TO BE DONE: Render the material again word for word, skipping the pictures in it.

Extracted records:
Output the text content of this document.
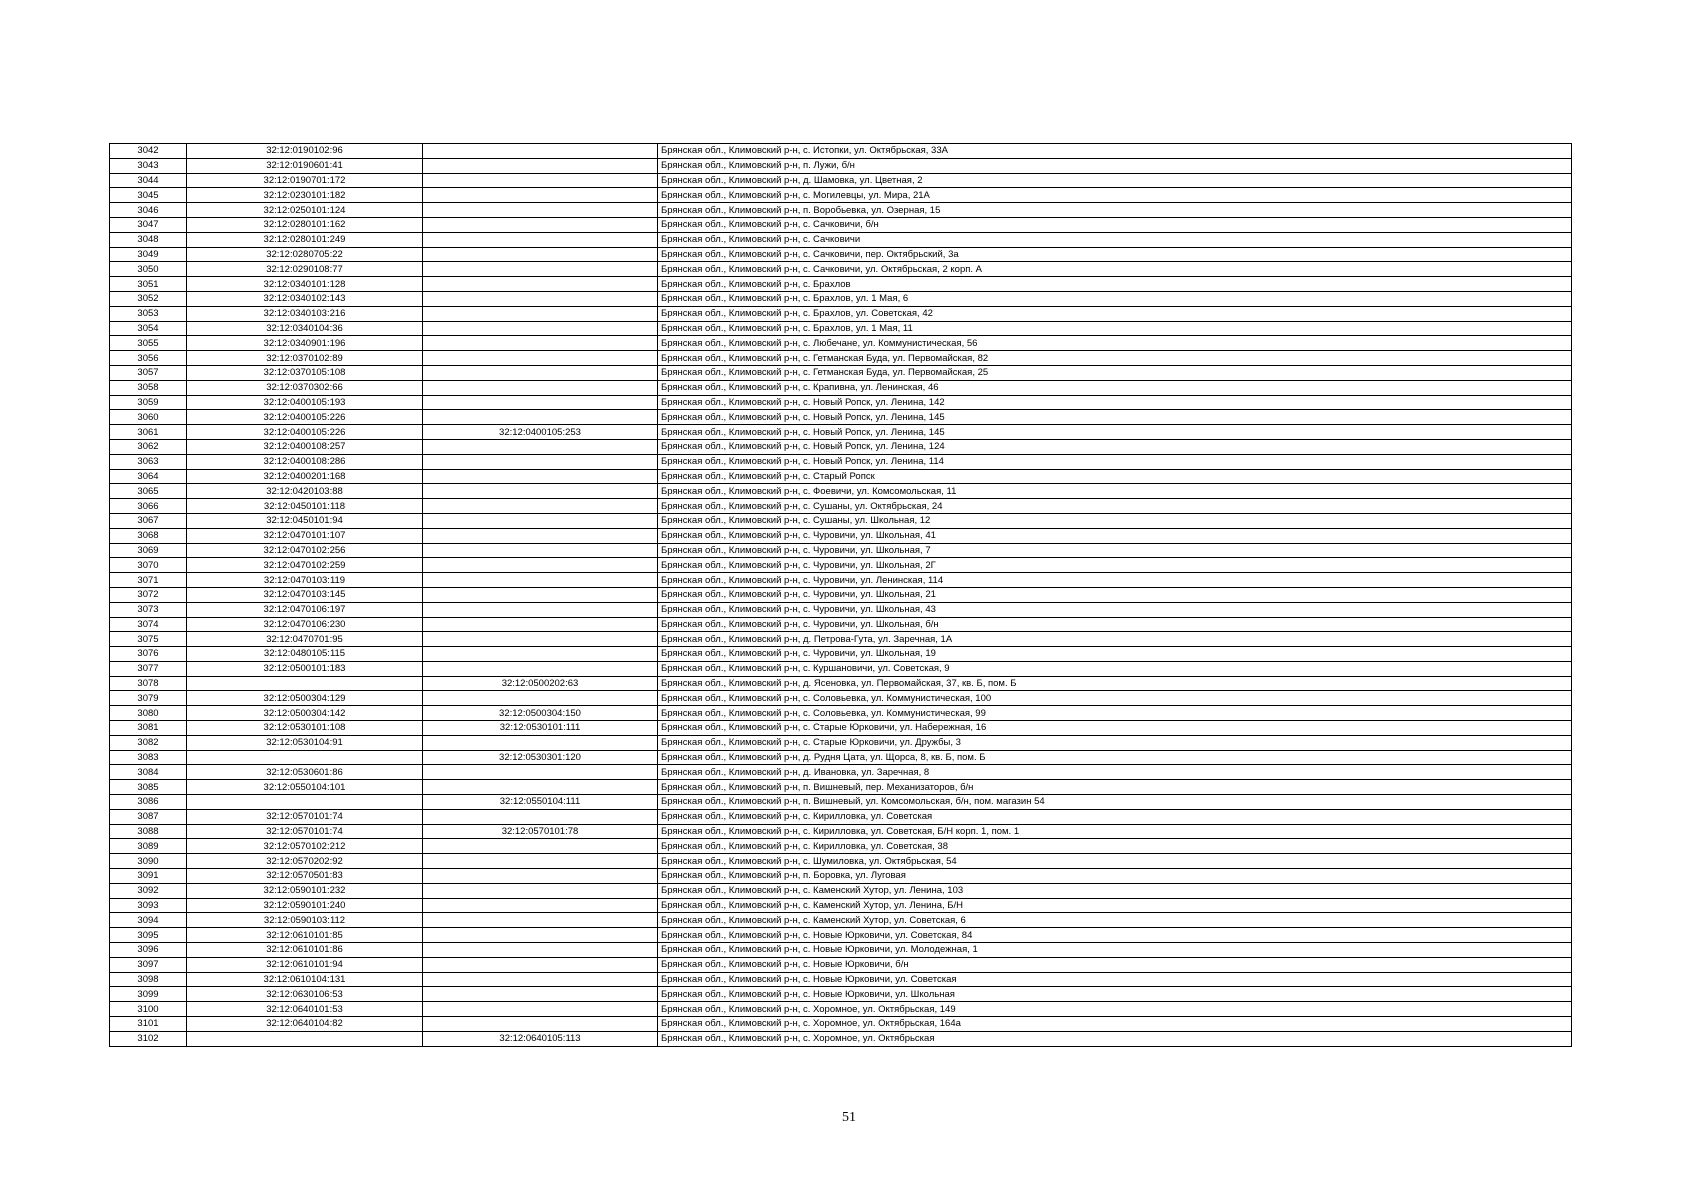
3042	32:12:0190102:96		Брянская обл., Климовский р-н, с. Истопки, ул. Октябрьская, 33А
3043	32:12:0190601:41		Брянская обл., Климовский р-н, п. Лужи, б/н
3044	32:12:0190701:172		Брянская обл., Климовский р-н, д. Шамовка, ул. Цветная, 2
3045	32:12:0230101:182		Брянская обл., Климовский р-н, с. Могилевцы, ул. Мира, 21А
3046	32:12:0250101:124		Брянская обл., Климовский р-н, п. Воробьевка, ул. Озерная, 15
3047	32:12:0280101:162		Брянская обл., Климовский р-н, с. Сачковичи, б/н
3048	32:12:0280101:249		Брянская обл., Климовский р-н, с. Сачковичи
3049	32:12:0280705:22		Брянская обл., Климовский р-н, с. Сачковичи, пер. Октябрьский, 3а
3050	32:12:0290108:77		Брянская обл., Климовский р-н, с. Сачковичи, ул. Октябрьская, 2 корп. А
3051	32:12:0340101:128		Брянская обл., Климовский р-н, с. Брахлов
3052	32:12:0340102:143		Брянская обл., Климовский р-н, с. Брахлов, ул. 1 Мая, 6
3053	32:12:0340103:216		Брянская обл., Климовский р-н, с. Брахлов, ул. Советская, 42
3054	32:12:0340104:36		Брянская обл., Климовский р-н, с. Брахлов, ул. 1 Мая, 11
3055	32:12:0340901:196		Брянская обл., Климовский р-н, с. Любечане, ул. Коммунистическая, 56
3056	32:12:0370102:89		Брянская обл., Климовский р-н, с. Гетманская Буда, ул. Первомайская, 82
3057	32:12:0370105:108		Брянская обл., Климовский р-н, с. Гетманская Буда, ул. Первомайская, 25
3058	32:12:0370302:66		Брянская обл., Климовский р-н, с. Крапивна, ул. Ленинская, 46
3059	32:12:0400105:193		Брянская обл., Климовский р-н, с. Новый Ропск, ул. Ленина, 142
3060	32:12:0400105:226		Брянская обл., Климовский р-н, с. Новый Ропск, ул. Ленина, 145
3061	32:12:0400105:226	32:12:0400105:253	Брянская обл., Климовский р-н, с. Новый Ропск, ул. Ленина, 145
3062	32:12:0400108:257		Брянская обл., Климовский р-н, с. Новый Ропск, ул. Ленина, 124
3063	32:12:0400108:286		Брянская обл., Климовский р-н, с. Новый Ропск, ул. Ленина, 114
3064	32:12:0400201:168		Брянская обл., Климовский р-н, с. Старый Ропск
3065	32:12:0420103:88		Брянская обл., Климовский р-н, с. Фоевичи, ул. Комсомольская, 11
3066	32:12:0450101:118		Брянская обл., Климовский р-н, с. Сушаны, ул. Октябрьская, 24
3067	32:12:0450101:94		Брянская обл., Климовский р-н, с. Сушаны, ул. Школьная, 12
3068	32:12:0470101:107		Брянская обл., Климовский р-н, с. Чуровичи, ул. Школьная, 41
3069	32:12:0470102:256		Брянская обл., Климовский р-н, с. Чуровичи, ул. Школьная, 7
3070	32:12:0470102:259		Брянская обл., Климовский р-н, с. Чуровичи, ул. Школьная, 2Г
3071	32:12:0470103:119		Брянская обл., Климовский р-н, с. Чуровичи, ул. Ленинская, 114
3072	32:12:0470103:145		Брянская обл., Климовский р-н, с. Чуровичи, ул. Школьная, 21
3073	32:12:0470106:197		Брянская обл., Климовский р-н, с. Чуровичи, ул. Школьная, 43
3074	32:12:0470106:230		Брянская обл., Климовский р-н, с. Чуровичи, ул. Школьная, б/н
3075	32:12:0470701:95		Брянская обл., Климовский р-н, д. Петрова-Гута, ул. Заречная, 1А
3076	32:12:0480105:115		Брянская обл., Климовский р-н, с. Чуровичи, ул. Школьная, 19
3077	32:12:0500101:183		Брянская обл., Климовский р-н, с. Куршановичи, ул. Советская, 9
3078		32:12:0500202:63	Брянская обл., Климовский р-н, д. Ясеновка, ул. Первомайская, 37, кв. Б, пом. Б
3079	32:12:0500304:129		Брянская обл., Климовский р-н, с. Соловьевка, ул. Коммунистическая, 100
3080	32:12:0500304:142	32:12:0500304:150	Брянская обл., Климовский р-н, с. Соловьевка, ул. Коммунистическая, 99
3081	32:12:0530101:108	32:12:0530101:111	Брянская обл., Климовский р-н, с. Старые Юрковичи, ул. Набережная, 16
3082	32:12:0530104:91		Брянская обл., Климовский р-н, с. Старые Юрковичи, ул. Дружбы, 3
3083		32:12:0530301:120	Брянская обл., Климовский р-н, д. Рудня Цата, ул. Щорса, 8, кв. Б, пом. Б
3084	32:12:0530601:86		Брянская обл., Климовский р-н, д. Ивановка, ул. Заречная, 8
3085	32:12:0550104:101		Брянская обл., Климовский р-н, п. Вишневый, пер. Механизаторов, б/н
3086		32:12:0550104:111	Брянская обл., Климовский р-н, п. Вишневый, ул. Комсомольская, б/н, пом. магазин 54
3087	32:12:0570101:74		Брянская обл., Климовский р-н, с. Кирилловка, ул. Советская
3088	32:12:0570101:74	32:12:0570101:78	Брянская обл., Климовский р-н, с. Кирилловка, ул. Советская, Б/Н корп. 1, пом. 1
3089	32:12:0570102:212		Брянская обл., Климовский р-н, с. Кирилловка, ул. Советская, 38
3090	32:12:0570202:92		Брянская обл., Климовский р-н, с. Шумиловка, ул. Октябрьская, 54
3091	32:12:0570501:83		Брянская обл., Климовский р-н, п. Боровка, ул. Луговая
3092	32:12:0590101:232		Брянская обл., Климовский р-н, с. Каменский Хутор, ул. Ленина, 103
3093	32:12:0590101:240		Брянская обл., Климовский р-н, с. Каменский Хутор, ул. Ленина, Б/Н
3094	32:12:0590103:112		Брянская обл., Климовский р-н, с. Каменский Хутор, ул. Советская, 6
3095	32:12:0610101:85		Брянская обл., Климовский р-н, с. Новые Юрковичи, ул. Советская, 84
3096	32:12:0610101:86		Брянская обл., Климовский р-н, с. Новые Юрковичи, ул. Молодежная, 1
3097	32:12:0610101:94		Брянская обл., Климовский р-н, с. Новые Юрковичи, б/н
3098	32:12:0610104:131		Брянская обл., Климовский р-н, с. Новые Юрковичи, ул. Советская
3099	32:12:0630106:53		Брянская обл., Климовский р-н, с. Новые Юрковичи, ул. Школьная
3100	32:12:0640101:53		Брянская обл., Климовский р-н, с. Хоромное, ул. Октябрьская, 149
3101	32:12:0640104:82		Брянская обл., Климовский р-н, с. Хоромное, ул. Октябрьская, 164а
3102		32:12:0640105:113	Брянская обл., Климовский р-н, с. Хоромное, ул. Октябрьская
51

EXPECTED ANSWER:
Output the text content of this document.
3042	32:12:0190102:96		Брянская обл., Климовский р-н, с. Истопки, ул. Октябрьская, 33А
3043	32:12:0190601:41		Брянская обл., Климовский р-н, п. Лужи, б/н
3044	32:12:0190701:172		Брянская обл., Климовский р-н, д. Шамовка, ул. Цветная, 2
3045	32:12:0230101:182		Брянская обл., Климовский р-н, с. Могилевцы, ул. Мира, 21А
3046	32:12:0250101:124		Брянская обл., Климовский р-н, п. Воробьевка, ул. Озерная, 15
3047	32:12:0280101:162		Брянская обл., Климовский р-н, с. Сачковичи, б/н
3048	32:12:0280101:249		Брянская обл., Климовский р-н, с. Сачковичи
3049	32:12:0280705:22		Брянская обл., Климовский р-н, с. Сачковичи, пер. Октябрьский, 3а
3050	32:12:0290108:77		Брянская обл., Климовский р-н, с. Сачковичи, ул. Октябрьская, 2 корп. А
3051	32:12:0340101:128		Брянская обл., Климовский р-н, с. Брахлов
3052	32:12:0340102:143		Брянская обл., Климовский р-н, с. Брахлов, ул. 1 Мая, 6
3053	32:12:0340103:216		Брянская обл., Климовский р-н, с. Брахлов, ул. Советская, 42
3054	32:12:0340104:36		Брянская обл., Климовский р-н, с. Брахлов, ул. 1 Мая, 11
3055	32:12:0340901:196		Брянская обл., Климовский р-н, с. Любечане, ул. Коммунистическая, 56
3056	32:12:0370102:89		Брянская обл., Климовский р-н, с. Гетманская Буда, ул. Первомайская, 82
3057	32:12:0370105:108		Брянская обл., Климовский р-н, с. Гетманская Буда, ул. Первомайская, 25
3058	32:12:0370302:66		Брянская обл., Климовский р-н, с. Крапивна, ул. Ленинская, 46
3059	32:12:0400105:193		Брянская обл., Климовский р-н, с. Новый Ропск, ул. Ленина, 142
3060	32:12:0400105:226		Брянская обл., Климовский р-н, с. Новый Ропск, ул. Ленина, 145
3061	32:12:0400105:226	32:12:0400105:253	Брянская обл., Климовский р-н, с. Новый Ропск, ул. Ленина, 145
3062	32:12:0400108:257		Брянская обл., Климовский р-н, с. Новый Ропск, ул. Ленина, 124
3063	32:12:0400108:286		Брянская обл., Климовский р-н, с. Новый Ропск, ул. Ленина, 114
3064	32:12:0400201:168		Брянская обл., Климовский р-н, с. Старый Ропск
3065	32:12:0420103:88		Брянская обл., Климовский р-н, с. Фоевичи, ул. Комсомольская, 11
3066	32:12:0450101:118		Брянская обл., Климовский р-н, с. Сушаны, ул. Октябрьская, 24
3067	32:12:0450101:94		Брянская обл., Климовский р-н, с. Сушаны, ул. Школьная, 12
3068	32:12:0470101:107		Брянская обл., Климовский р-н, с. Чуровичи, ул. Школьная, 41
3069	32:12:0470102:256		Брянская обл., Климовский р-н, с. Чуровичи, ул. Школьная, 7
3070	32:12:0470102:259		Брянская обл., Климовский р-н, с. Чуровичи, ул. Школьная, 2Г
3071	32:12:0470103:119		Брянская обл., Климовский р-н, с. Чуровичи, ул. Ленинская, 114
3072	32:12:0470103:145		Брянская обл., Климовский р-н, с. Чуровичи, ул. Школьная, 21
3073	32:12:0470106:197		Брянская обл., Климовский р-н, с. Чуровичи, ул. Школьная, 43
3074	32:12:0470106:230		Брянская обл., Климовский р-н, с. Чуровичи, ул. Школьная, б/н
3075	32:12:0470701:95		Брянская обл., Климовский р-н, д. Петрова-Гута, ул. Заречная, 1А
3076	32:12:0480105:115		Брянская обл., Климовский р-н, с. Чуровичи, ул. Школьная, 19
3077	32:12:0500101:183		Брянская обл., Климовский р-н, с. Куршановичи, ул. Советская, 9
3078		32:12:0500202:63	Брянская обл., Климовский р-н, д. Ясеновка, ул. Первомайская, 37, кв. Б, пом. Б
3079	32:12:0500304:129		Брянская обл., Климовский р-н, с. Соловьевка, ул. Коммунистическая, 100
3080	32:12:0500304:142	32:12:0500304:150	Брянская обл., Климовский р-н, с. Соловьевка, ул. Коммунистическая, 99
3081	32:12:0530101:108	32:12:0530101:111	Брянская обл., Климовский р-н, с. Старые Юрковичи, ул. Набережная, 16
3082	32:12:0530104:91		Брянская обл., Климовский р-н, с. Старые Юрковичи, ул. Дружбы, 3
3083		32:12:0530301:120	Брянская обл., Климовский р-н, д. Рудня Цата, ул. Щорса, 8, кв. Б, пом. Б
3084	32:12:0530601:86		Брянская обл., Климовский р-н, д. Ивановка, ул. Заречная, 8
3085	32:12:0550104:101		Брянская обл., Климовский р-н, п. Вишневый, пер. Механизаторов, б/н
3086		32:12:0550104:111	Брянская обл., Климовский р-н, п. Вишневый, ул. Комсомольская, б/н, пом. магазин 54
3087	32:12:0570101:74		Брянская обл., Климовский р-н, с. Кирилловка, ул. Советская
3088	32:12:0570101:74	32:12:0570101:78	Брянская обл., Климовский р-н, с. Кирилловка, ул. Советская, Б/Н корп. 1, пом. 1
3089	32:12:0570102:212		Брянская обл., Климовский р-н, с. Кирилловка, ул. Советская, 38
3090	32:12:0570202:92		Брянская обл., Климовский р-н, с. Шумиловка, ул. Октябрьская, 54
3091	32:12:0570501:83		Брянская обл., Климовский р-н, п. Боровка, ул. Луговая
3092	32:12:0590101:232		Брянская обл., Климовский р-н, с. Каменский Хутор, ул. Ленина, 103
3093	32:12:0590101:240		Брянская обл., Климовский р-н, с. Каменский Хутор, ул. Ленина, Б/Н
3094	32:12:0590103:112		Брянская обл., Климовский р-н, с. Каменский Хутор, ул. Советская, 6
3095	32:12:0610101:85		Брянская обл., Климовский р-н, с. Новые Юрковичи, ул. Советская, 84
3096	32:12:0610101:86		Брянская обл., Климовский р-н, с. Новые Юрковичи, ул. Молодежная, 1
3097	32:12:0610101:94		Брянская обл., Климовский р-н, с. Новые Юрковичи, б/н
3098	32:12:0610104:131		Брянская обл., Климовский р-н, с. Новые Юрковичи, ул. Советская
3099	32:12:0630106:53		Брянская обл., Климовский р-н, с. Новые Юрковичи, ул. Школьная
3100	32:12:0640101:53		Брянская обл., Климовский р-н, с. Хоромное, ул. Октябрьская, 149
3101	32:12:0640104:82		Брянская обл., Климовский р-н, с. Хоромное, ул. Октябрьская, 164а
3102		32:12:0640105:113	Брянская обл., Климовский р-н, с. Хоромное, ул. Октябрьская
51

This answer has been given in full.